→ **RECORDS FOR THE TASK**
____
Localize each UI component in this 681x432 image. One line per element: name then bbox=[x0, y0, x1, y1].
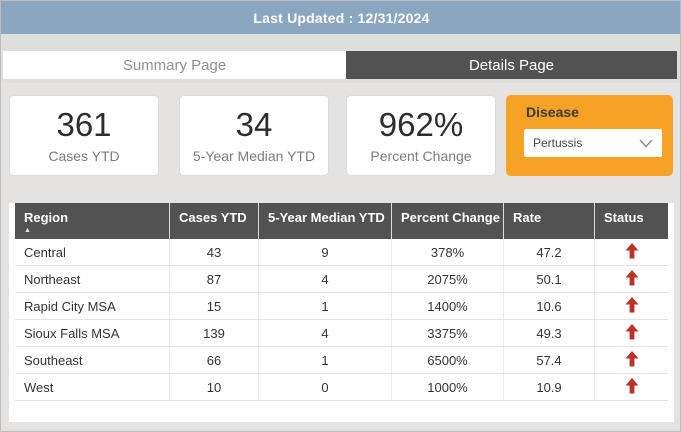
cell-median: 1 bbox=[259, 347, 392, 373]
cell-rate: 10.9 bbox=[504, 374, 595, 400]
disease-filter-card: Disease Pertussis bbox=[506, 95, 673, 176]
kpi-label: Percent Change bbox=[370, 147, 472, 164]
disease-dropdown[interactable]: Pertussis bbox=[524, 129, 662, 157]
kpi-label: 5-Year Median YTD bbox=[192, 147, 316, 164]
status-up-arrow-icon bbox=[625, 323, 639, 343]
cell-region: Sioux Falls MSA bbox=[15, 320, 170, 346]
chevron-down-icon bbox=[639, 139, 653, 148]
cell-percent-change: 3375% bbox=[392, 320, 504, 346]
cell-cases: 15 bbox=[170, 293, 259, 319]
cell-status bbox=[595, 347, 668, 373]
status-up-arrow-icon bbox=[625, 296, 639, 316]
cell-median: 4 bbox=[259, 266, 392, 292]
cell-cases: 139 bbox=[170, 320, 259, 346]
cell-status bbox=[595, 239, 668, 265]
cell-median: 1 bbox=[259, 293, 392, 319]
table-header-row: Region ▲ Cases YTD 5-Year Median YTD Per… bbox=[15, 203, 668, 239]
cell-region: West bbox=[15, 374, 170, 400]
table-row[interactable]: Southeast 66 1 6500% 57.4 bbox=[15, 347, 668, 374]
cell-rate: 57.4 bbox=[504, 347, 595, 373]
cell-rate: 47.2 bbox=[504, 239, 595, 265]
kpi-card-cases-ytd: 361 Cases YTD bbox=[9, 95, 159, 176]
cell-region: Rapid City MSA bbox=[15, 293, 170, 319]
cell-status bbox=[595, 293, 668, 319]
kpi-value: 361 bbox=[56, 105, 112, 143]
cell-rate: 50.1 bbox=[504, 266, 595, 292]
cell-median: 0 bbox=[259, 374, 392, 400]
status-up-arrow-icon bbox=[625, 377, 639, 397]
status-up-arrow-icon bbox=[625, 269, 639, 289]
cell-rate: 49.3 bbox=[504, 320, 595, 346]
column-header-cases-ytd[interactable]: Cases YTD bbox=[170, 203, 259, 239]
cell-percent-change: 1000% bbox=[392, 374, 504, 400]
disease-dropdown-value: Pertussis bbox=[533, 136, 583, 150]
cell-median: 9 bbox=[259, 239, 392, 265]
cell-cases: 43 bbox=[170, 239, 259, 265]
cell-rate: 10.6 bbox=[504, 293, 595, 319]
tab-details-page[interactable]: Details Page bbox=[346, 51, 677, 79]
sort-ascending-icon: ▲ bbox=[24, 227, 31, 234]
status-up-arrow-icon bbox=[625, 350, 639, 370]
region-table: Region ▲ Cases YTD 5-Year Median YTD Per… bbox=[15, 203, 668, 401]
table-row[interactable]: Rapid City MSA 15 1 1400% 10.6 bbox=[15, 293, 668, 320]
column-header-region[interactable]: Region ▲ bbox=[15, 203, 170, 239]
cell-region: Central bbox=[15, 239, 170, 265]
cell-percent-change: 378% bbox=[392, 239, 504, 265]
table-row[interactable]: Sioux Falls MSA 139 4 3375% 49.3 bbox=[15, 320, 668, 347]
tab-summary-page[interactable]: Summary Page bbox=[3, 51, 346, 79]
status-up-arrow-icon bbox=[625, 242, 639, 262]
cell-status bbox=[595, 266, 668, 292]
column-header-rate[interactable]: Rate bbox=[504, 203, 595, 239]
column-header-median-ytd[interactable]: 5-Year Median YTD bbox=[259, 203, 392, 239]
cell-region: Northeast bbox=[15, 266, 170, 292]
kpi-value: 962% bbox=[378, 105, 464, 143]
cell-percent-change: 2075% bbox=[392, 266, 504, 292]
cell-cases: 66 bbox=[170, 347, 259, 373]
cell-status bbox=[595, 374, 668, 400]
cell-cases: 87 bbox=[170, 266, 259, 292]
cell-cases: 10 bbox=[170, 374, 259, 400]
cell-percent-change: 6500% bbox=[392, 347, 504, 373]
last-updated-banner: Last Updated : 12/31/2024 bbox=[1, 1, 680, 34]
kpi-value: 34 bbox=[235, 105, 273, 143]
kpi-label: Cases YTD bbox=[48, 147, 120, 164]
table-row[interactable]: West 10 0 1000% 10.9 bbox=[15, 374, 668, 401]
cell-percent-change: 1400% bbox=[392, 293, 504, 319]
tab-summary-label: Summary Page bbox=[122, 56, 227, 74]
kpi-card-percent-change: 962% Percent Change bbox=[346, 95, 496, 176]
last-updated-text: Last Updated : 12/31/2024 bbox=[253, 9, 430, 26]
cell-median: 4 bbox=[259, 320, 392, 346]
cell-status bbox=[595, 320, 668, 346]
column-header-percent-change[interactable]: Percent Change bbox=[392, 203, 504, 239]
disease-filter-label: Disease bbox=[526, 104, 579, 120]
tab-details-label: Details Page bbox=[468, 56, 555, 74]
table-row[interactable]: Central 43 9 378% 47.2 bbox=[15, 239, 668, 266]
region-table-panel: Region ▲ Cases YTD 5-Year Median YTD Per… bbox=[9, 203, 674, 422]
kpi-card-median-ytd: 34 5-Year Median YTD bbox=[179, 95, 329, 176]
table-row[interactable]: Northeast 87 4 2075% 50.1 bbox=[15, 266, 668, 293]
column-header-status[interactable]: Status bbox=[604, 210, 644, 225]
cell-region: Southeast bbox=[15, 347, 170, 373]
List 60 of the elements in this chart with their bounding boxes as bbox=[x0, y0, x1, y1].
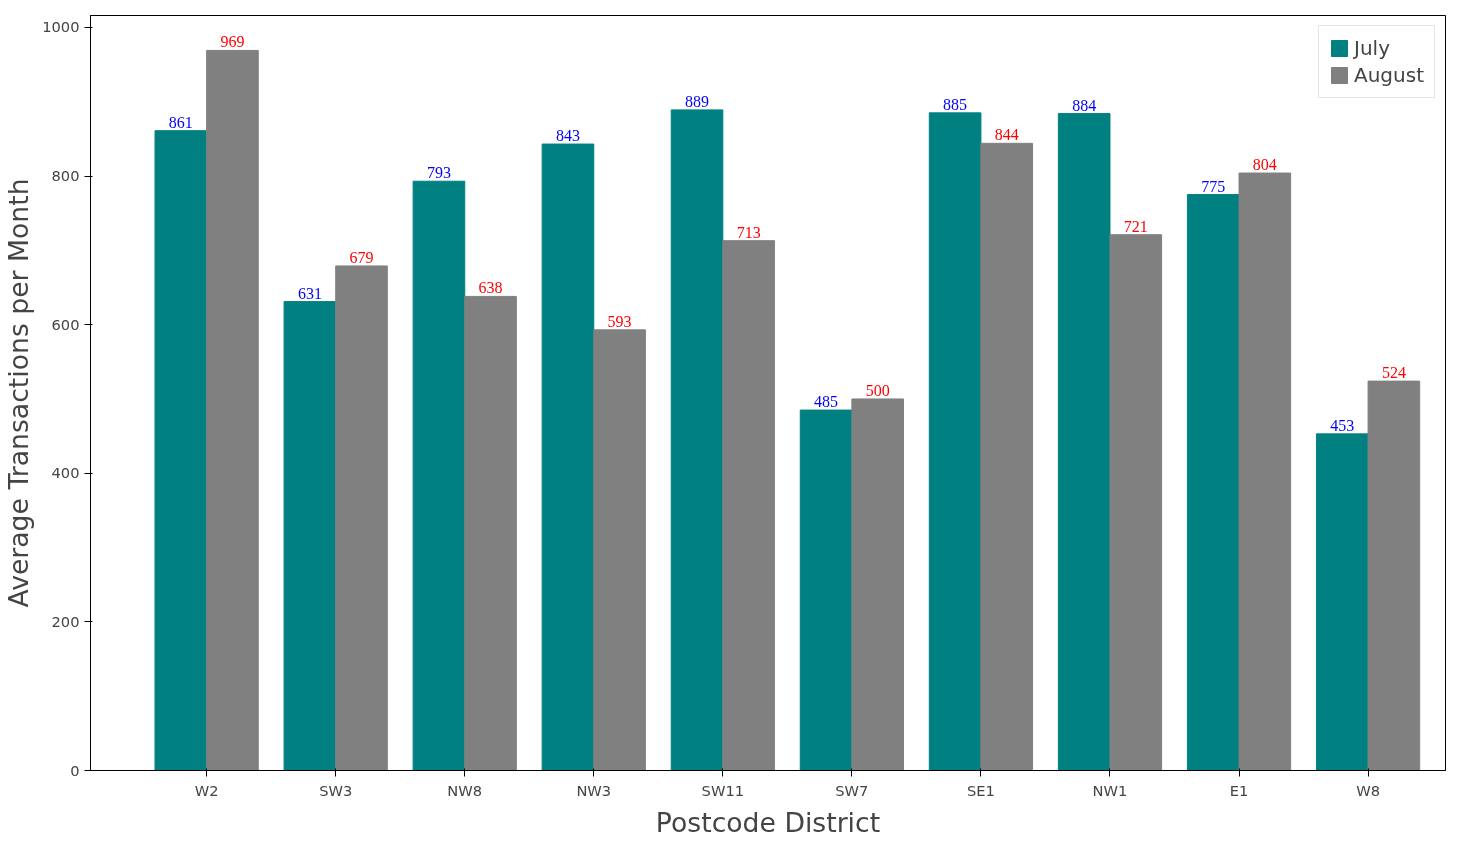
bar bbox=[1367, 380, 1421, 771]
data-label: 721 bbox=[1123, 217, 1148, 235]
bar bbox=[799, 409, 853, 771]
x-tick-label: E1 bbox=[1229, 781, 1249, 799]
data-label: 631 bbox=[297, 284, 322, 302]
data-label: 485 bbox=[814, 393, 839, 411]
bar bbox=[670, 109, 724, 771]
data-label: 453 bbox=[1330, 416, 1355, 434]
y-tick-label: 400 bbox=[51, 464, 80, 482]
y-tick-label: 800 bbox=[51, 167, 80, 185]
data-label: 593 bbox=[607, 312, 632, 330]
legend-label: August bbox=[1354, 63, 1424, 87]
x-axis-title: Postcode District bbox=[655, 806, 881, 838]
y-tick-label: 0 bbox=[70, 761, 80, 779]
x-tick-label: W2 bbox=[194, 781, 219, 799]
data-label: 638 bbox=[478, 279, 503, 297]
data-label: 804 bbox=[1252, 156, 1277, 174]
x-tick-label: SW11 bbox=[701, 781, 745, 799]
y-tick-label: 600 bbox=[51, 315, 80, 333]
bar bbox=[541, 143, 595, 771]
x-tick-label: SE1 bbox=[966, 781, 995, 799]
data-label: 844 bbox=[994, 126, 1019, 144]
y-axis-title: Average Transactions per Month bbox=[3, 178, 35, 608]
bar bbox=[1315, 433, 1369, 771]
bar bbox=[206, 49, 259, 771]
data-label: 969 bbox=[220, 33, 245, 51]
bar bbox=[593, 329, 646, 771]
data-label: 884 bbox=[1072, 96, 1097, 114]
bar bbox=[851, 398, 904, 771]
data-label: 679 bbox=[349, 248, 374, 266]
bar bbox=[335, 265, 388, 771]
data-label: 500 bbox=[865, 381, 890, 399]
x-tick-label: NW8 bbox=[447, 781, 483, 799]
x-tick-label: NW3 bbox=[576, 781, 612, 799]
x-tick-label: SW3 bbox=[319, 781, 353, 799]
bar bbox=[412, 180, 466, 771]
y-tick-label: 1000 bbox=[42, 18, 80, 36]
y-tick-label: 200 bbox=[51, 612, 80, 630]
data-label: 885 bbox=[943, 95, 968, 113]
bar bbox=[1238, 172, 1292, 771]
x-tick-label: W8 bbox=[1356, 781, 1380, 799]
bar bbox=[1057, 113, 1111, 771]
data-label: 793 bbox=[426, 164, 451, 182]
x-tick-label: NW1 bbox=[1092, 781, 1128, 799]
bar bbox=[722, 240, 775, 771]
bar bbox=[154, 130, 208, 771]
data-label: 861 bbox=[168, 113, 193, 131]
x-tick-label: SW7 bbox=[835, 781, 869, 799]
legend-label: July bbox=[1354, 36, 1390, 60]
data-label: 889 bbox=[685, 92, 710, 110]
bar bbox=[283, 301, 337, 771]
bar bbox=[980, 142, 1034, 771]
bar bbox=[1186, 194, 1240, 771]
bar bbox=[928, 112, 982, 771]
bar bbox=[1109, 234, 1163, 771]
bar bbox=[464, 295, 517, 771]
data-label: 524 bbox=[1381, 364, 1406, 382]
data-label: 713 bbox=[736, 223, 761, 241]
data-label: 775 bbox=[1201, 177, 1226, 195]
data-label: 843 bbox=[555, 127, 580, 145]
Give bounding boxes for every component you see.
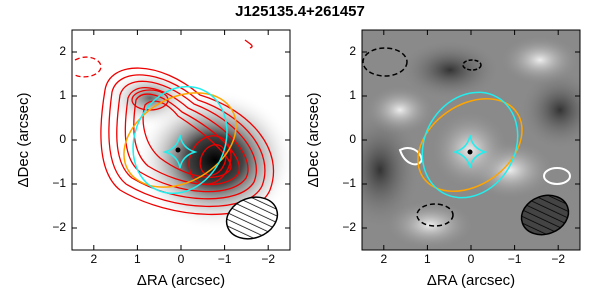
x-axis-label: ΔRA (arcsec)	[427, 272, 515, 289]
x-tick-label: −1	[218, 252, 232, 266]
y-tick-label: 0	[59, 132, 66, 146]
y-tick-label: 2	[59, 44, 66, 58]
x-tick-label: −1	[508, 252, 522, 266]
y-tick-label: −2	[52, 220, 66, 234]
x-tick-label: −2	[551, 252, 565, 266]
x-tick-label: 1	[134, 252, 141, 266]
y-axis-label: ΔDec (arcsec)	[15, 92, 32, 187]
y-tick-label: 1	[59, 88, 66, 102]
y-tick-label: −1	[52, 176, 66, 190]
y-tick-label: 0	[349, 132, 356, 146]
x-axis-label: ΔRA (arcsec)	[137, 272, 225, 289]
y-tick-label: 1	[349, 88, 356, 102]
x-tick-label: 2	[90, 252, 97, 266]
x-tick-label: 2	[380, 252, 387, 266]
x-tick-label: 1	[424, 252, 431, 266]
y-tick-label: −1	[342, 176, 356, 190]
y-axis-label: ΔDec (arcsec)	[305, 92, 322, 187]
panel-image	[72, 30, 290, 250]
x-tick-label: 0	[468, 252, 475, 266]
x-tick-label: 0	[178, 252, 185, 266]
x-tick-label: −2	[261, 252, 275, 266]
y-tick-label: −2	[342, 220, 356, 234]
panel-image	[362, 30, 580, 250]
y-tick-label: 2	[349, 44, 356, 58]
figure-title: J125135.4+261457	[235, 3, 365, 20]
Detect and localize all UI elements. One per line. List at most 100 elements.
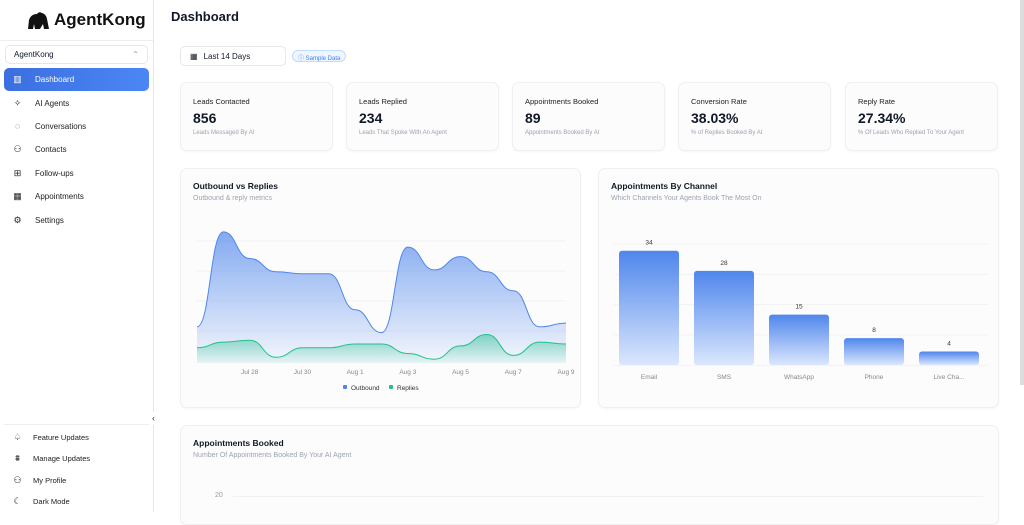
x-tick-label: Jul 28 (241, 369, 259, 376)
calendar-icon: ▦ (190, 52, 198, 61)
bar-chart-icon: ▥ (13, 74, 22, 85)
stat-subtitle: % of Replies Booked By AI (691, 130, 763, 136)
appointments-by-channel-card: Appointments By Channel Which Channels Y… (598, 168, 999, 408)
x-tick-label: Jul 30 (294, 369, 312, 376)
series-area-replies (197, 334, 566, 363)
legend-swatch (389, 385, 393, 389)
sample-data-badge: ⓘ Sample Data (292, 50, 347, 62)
____
Show every line of the listing that contains the word "bounding", matching its case exactly.

List 60 of the elements in this chart with their bounding boxes as bbox=[x0, y0, x1, y1].
Give bounding boxes for every component you see.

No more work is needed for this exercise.